* **Stated goal**:
Identify each line below that contains the word "partner", and copy it out.
#### The records ####
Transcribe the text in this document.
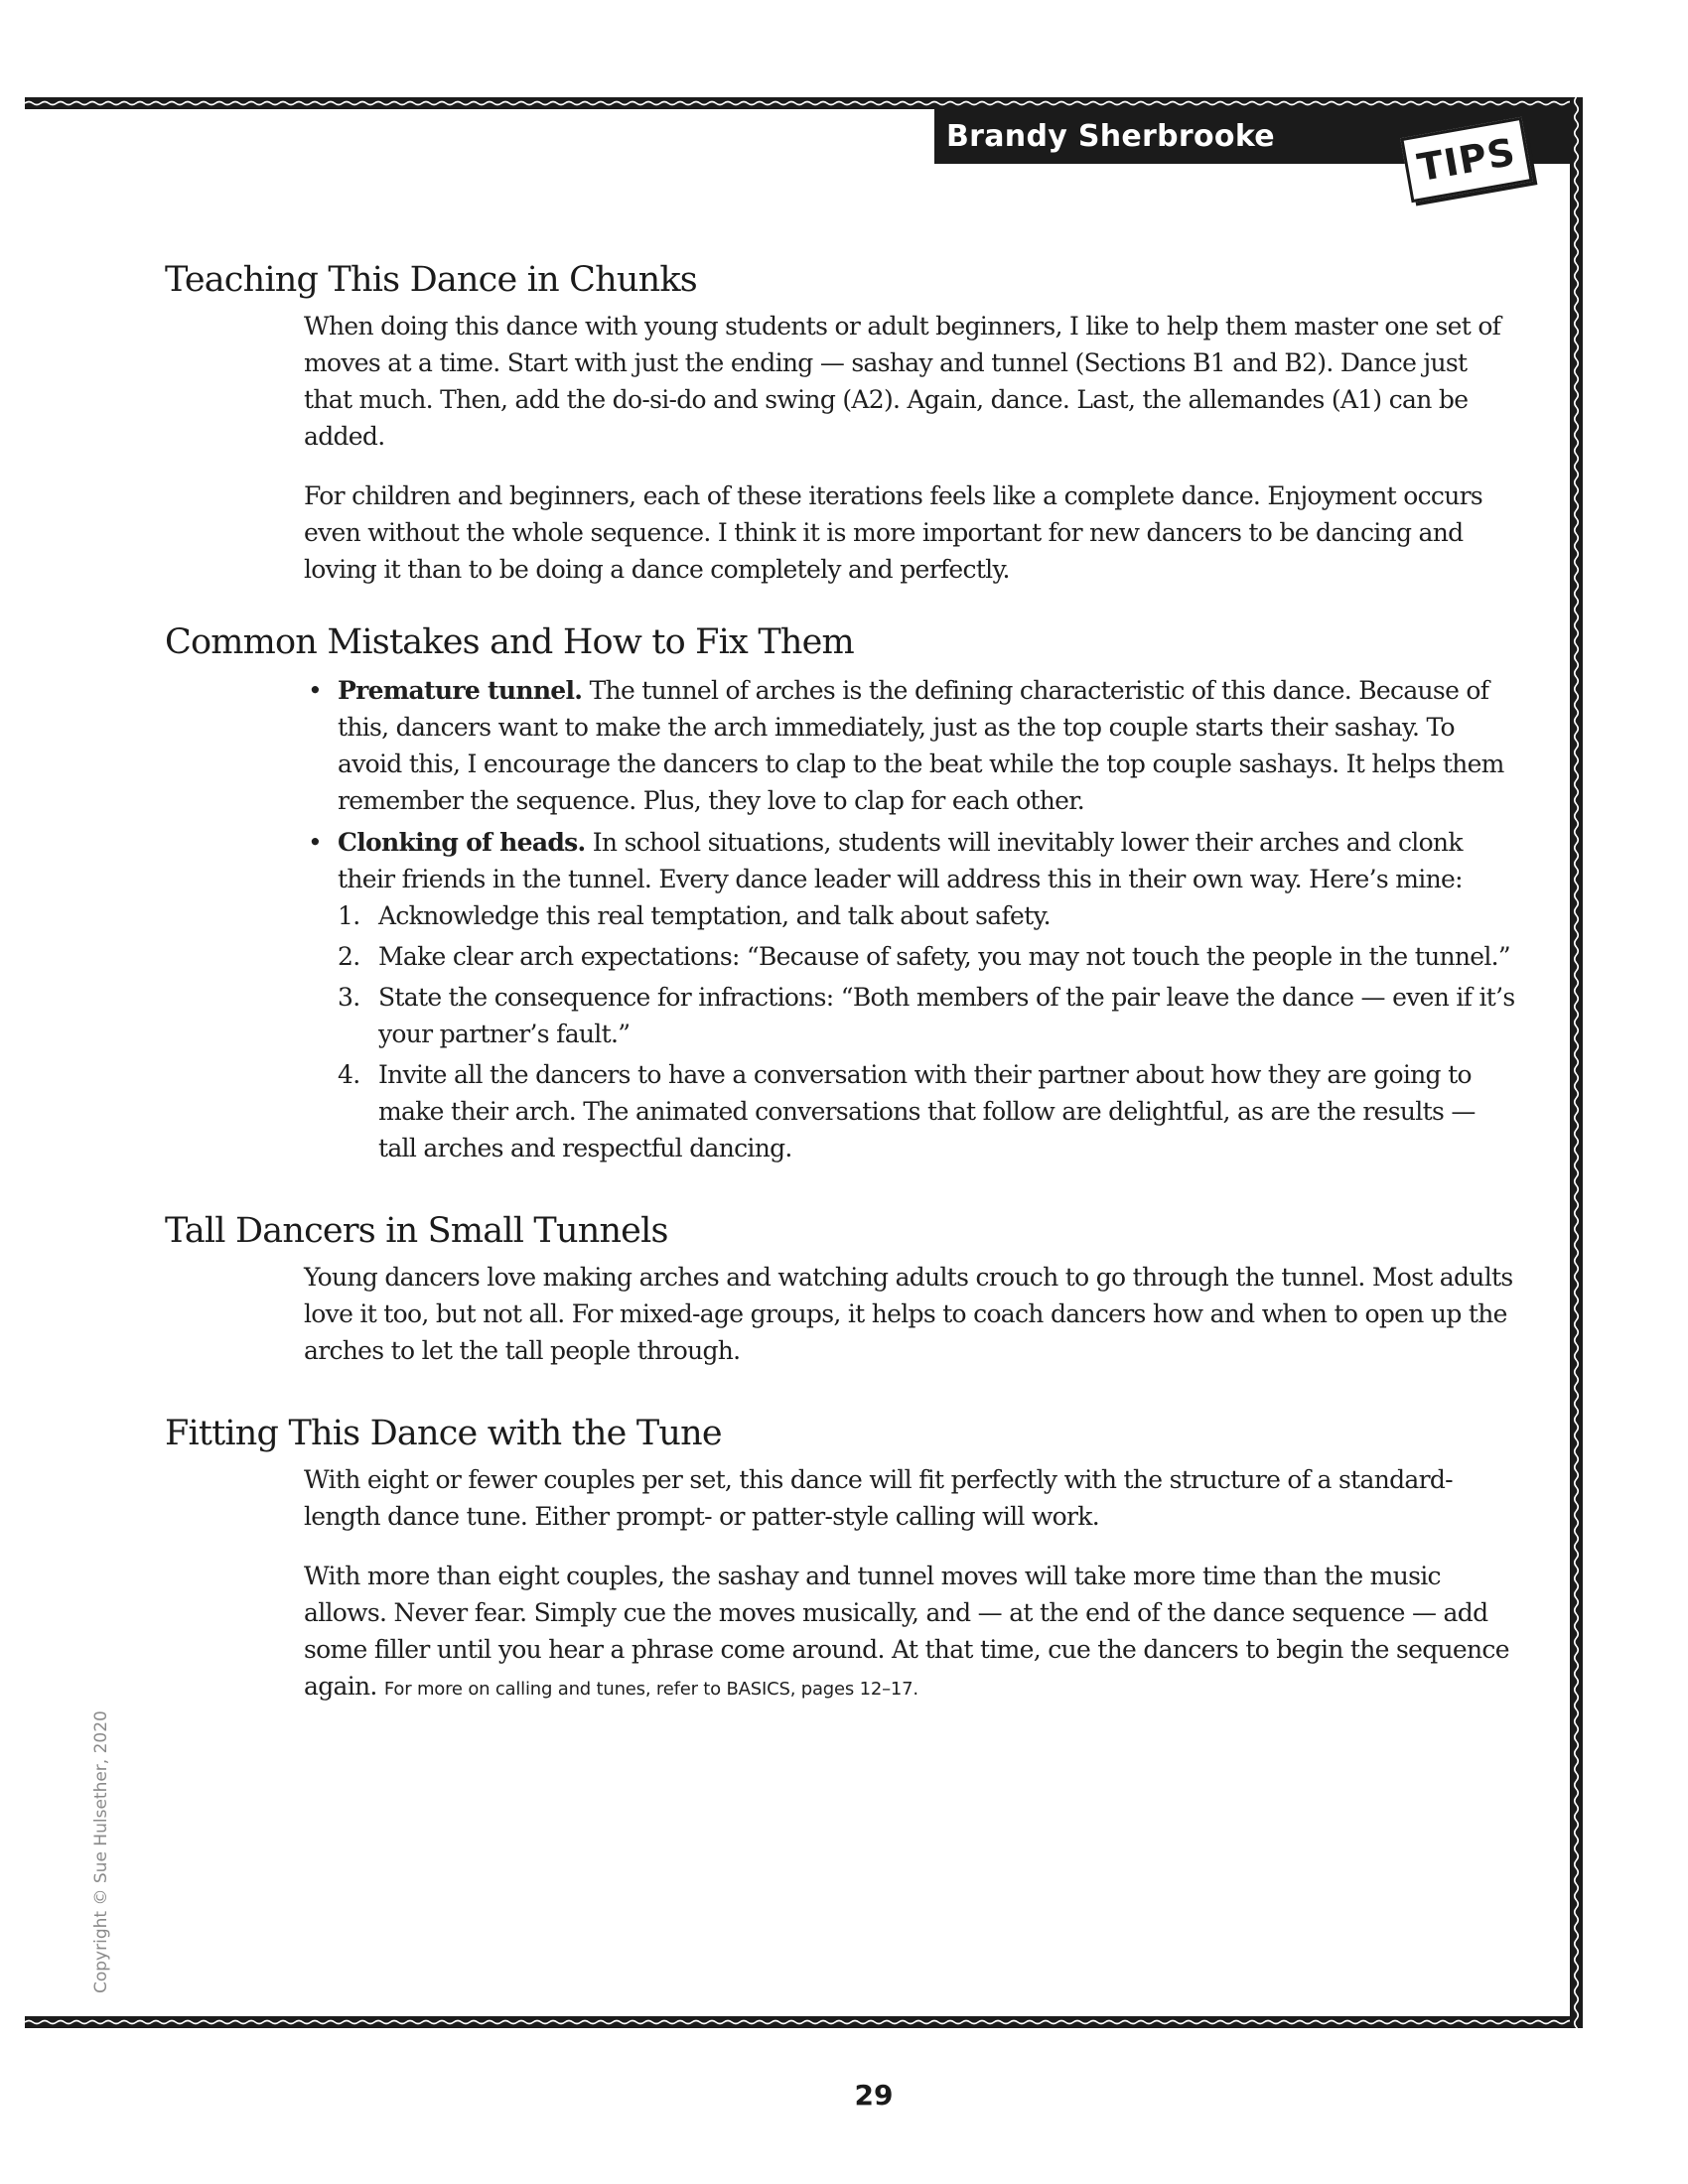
Brandy Sherbrooke	TIPS
Teaching This Dance in Chunks

When doing this dance with young students or adult beginners, I like to help them master one set of moves at a time. Start with just the ending — sashay and tunnel (Sections B1 and B2). Dance just that much. Then, add the do-si-do and swing (A2). Again, dance. Last, the allemandes (A1) can be added.

For children and beginners, each of these iterations feels like a complete dance. Enjoyment occurs even without the whole sequence. I think it is more important for new dancers to be dancing and loving it than to be doing a dance completely and perfectly.

Common Mistakes and How to Fix Them
• Premature tunnel. The tunnel of arches is the defining characteristic of this dance. Because of this, dancers want to make the arch immediately, just as the top couple starts their sashay. To avoid this, I encourage the dancers to clap to the beat while the top couple sashays. It helps them remember the sequence. Plus, they love to clap for each other.
• Clonking of heads. In school situations, students will inevitably lower their arches and clonk their friends in the tunnel. Every dance leader will address this in their own way. Here’s mine:
1. Acknowledge this real temptation, and talk about safety.
2. Make clear arch expectations: “Because of safety, you may not touch the people in the tunnel.”
3. State the consequence for infractions: “Both members of the pair leave the dance — even if it’s your partner’s fault.”
4. Invite all the dancers to have a conversation with their partner about how they are going to make their arch. The animated conversations that follow are delightful, as are the results — tall arches and respectful dancing.
Tall Dancers in Small Tunnels

Young dancers love making arches and watching adults crouch to go through the tunnel. Most adults love it too, but not all. For mixed-age groups, it helps to coach dancers how and when to open up the arches to let the tall people through.

Fitting This Dance with the Tune

With eight or fewer couples per set, this dance will fit perfectly with the structure of a standard-length dance tune. Either prompt- or patter-style calling will work.

With more than eight couples, the sashay and tunnel moves will take more time than the music allows. Never fear. Simply cue the moves musically, and — at the end of the dance sequence — add some filler until you hear a phrase come around. At that time, cue the dancers to begin the sequence again. For more on calling and tunes, refer to BASICS, pages 12–17.

Copyright © Sue Hulsether, 2020
29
####
* **Task answer**:
3. State the consequence for infractions: “Both members of the pair leave the dance — even if it’s your partner’s fault.”
4. Invite all the dancers to have a conversation with their partner about how they are going to make their arch. The animated conversations that follow are delightful, as are the results — tall arches and respectful dancing.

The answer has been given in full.